Data tied to figure images:
◇ ◇ ◇ ◇ ◇

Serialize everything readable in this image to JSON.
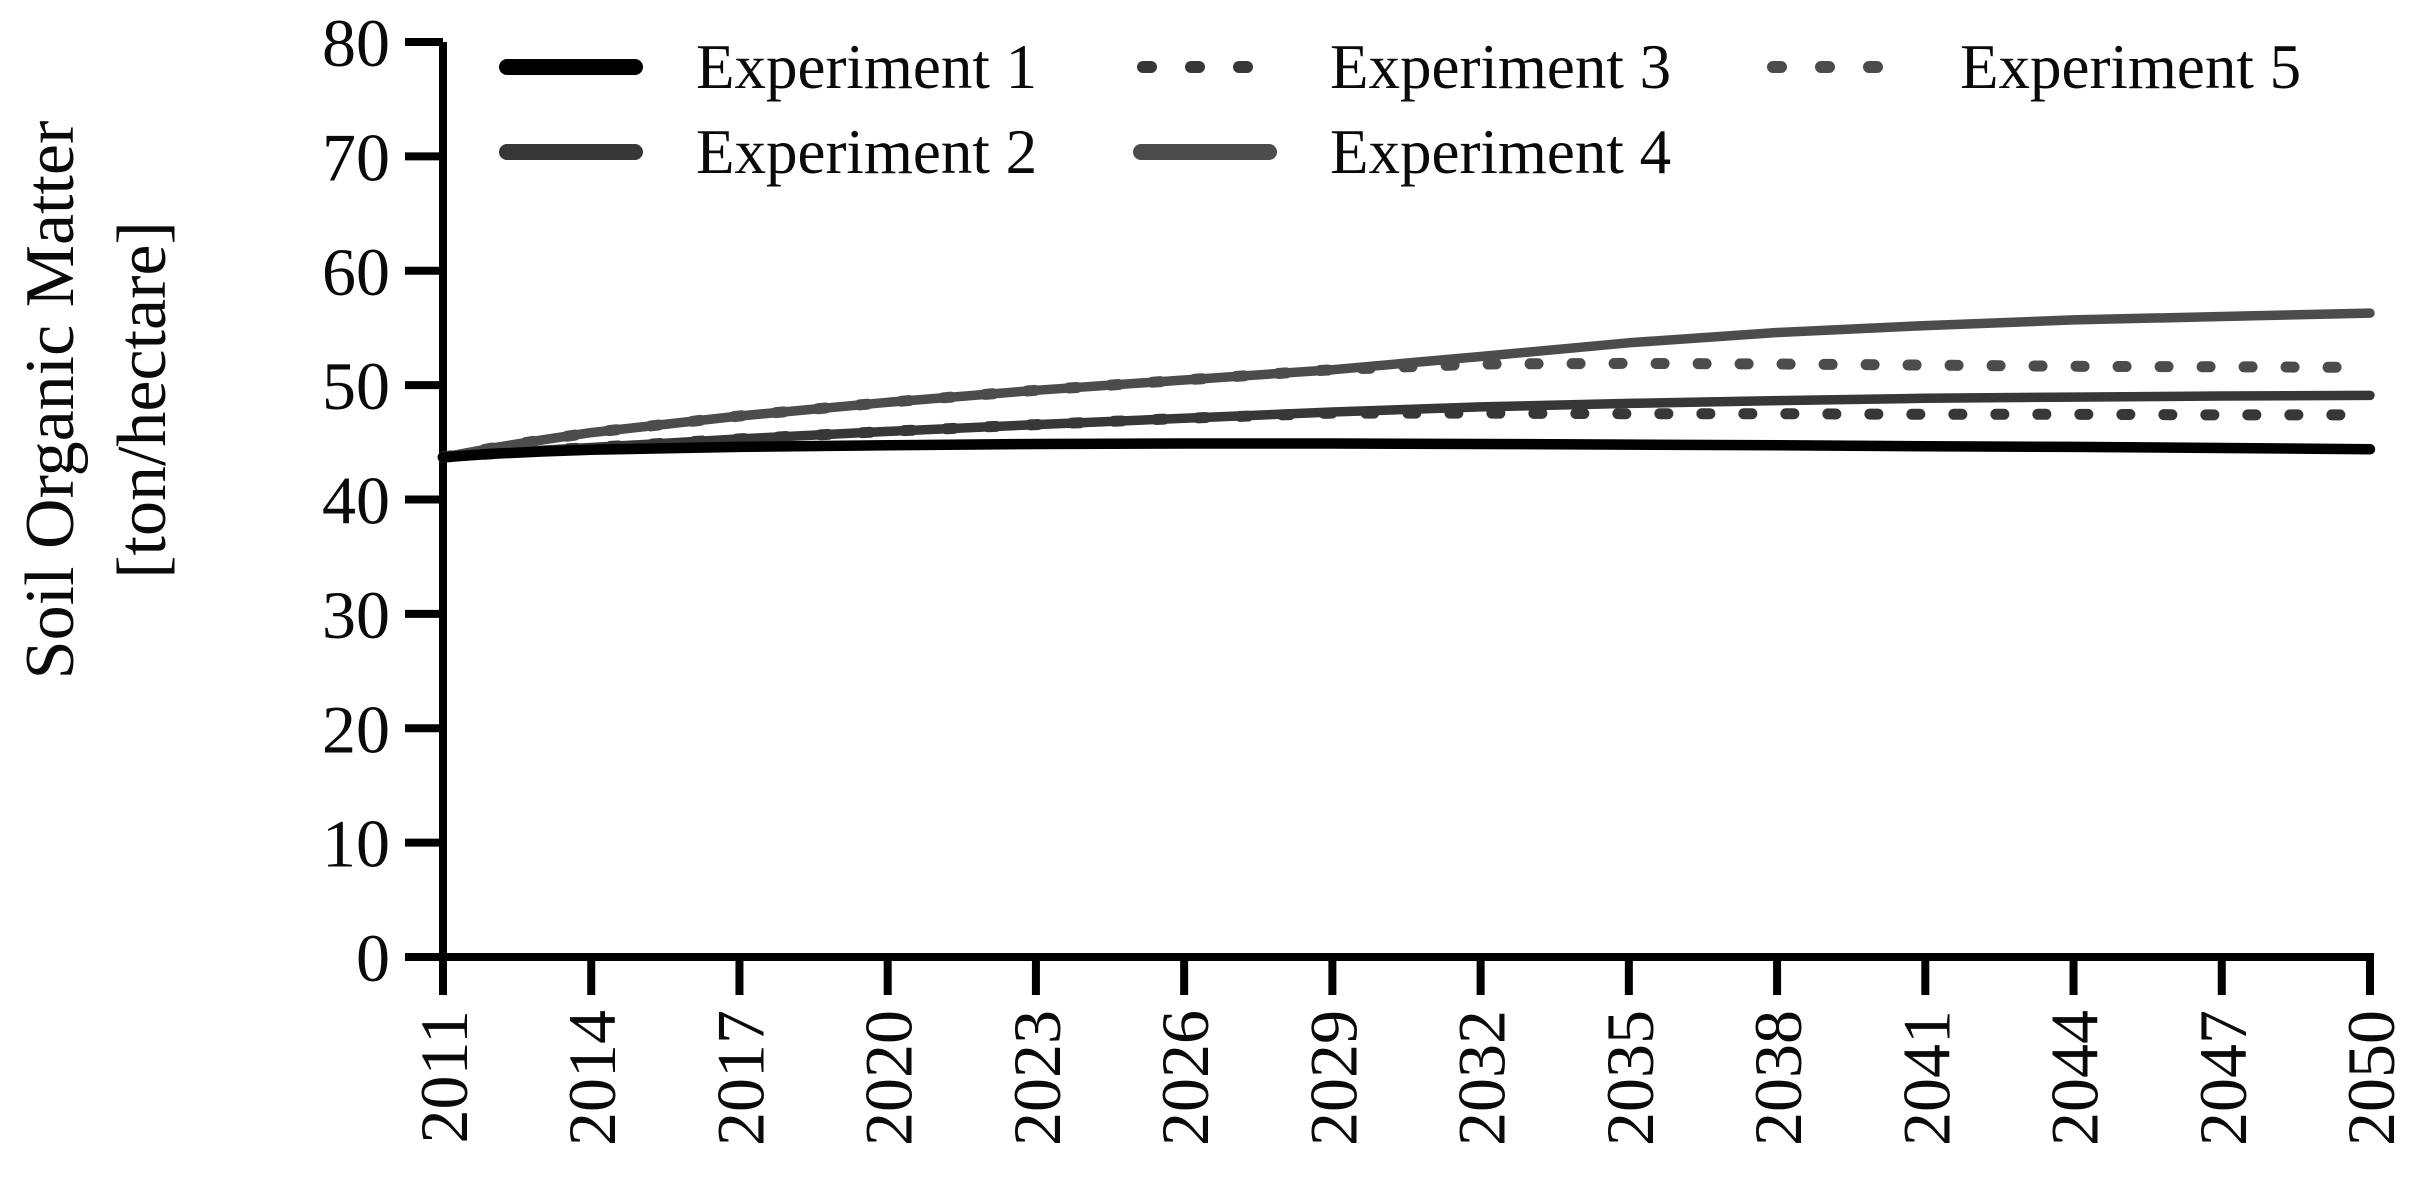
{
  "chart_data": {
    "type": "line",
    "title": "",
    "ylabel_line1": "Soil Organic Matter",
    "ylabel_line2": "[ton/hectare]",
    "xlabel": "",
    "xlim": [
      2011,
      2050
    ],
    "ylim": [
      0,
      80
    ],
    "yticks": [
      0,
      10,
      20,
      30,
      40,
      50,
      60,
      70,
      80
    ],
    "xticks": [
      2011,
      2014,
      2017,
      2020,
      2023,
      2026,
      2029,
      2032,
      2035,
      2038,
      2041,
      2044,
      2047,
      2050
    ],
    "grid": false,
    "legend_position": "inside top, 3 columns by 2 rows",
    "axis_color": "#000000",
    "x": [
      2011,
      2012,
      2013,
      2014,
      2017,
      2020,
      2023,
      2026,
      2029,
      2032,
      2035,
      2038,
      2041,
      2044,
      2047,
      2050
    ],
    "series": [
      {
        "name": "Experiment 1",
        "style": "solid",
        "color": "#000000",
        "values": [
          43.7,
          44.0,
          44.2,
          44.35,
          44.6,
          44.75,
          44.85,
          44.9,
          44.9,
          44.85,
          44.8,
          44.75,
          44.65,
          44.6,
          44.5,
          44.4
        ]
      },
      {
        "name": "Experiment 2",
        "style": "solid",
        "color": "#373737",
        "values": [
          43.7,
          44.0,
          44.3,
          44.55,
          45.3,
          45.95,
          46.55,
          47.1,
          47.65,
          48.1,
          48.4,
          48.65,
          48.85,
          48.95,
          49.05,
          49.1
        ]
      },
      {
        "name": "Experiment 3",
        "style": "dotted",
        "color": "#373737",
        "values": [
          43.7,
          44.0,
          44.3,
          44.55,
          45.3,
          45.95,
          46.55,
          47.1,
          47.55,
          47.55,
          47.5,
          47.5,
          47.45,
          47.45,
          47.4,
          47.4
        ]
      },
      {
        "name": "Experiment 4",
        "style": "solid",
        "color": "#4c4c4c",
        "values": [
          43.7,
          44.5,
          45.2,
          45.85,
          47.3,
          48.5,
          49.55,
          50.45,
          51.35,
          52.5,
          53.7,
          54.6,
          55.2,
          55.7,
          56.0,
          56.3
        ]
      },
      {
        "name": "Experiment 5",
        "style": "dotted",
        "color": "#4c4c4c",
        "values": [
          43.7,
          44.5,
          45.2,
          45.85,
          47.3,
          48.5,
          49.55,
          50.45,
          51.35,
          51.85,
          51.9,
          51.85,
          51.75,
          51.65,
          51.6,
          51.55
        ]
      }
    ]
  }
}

◇ ◇ ◇ ◇ ◇

THE PROBLEM
Show every line from the entries above in which "Experiment" appears.

EXERCISE ANSWER
        "name": "Experiment 1",
        "name": "Experiment 2",
        "name": "Experiment 3",
        "name": "Experiment 4",
        "name": "Experiment 5",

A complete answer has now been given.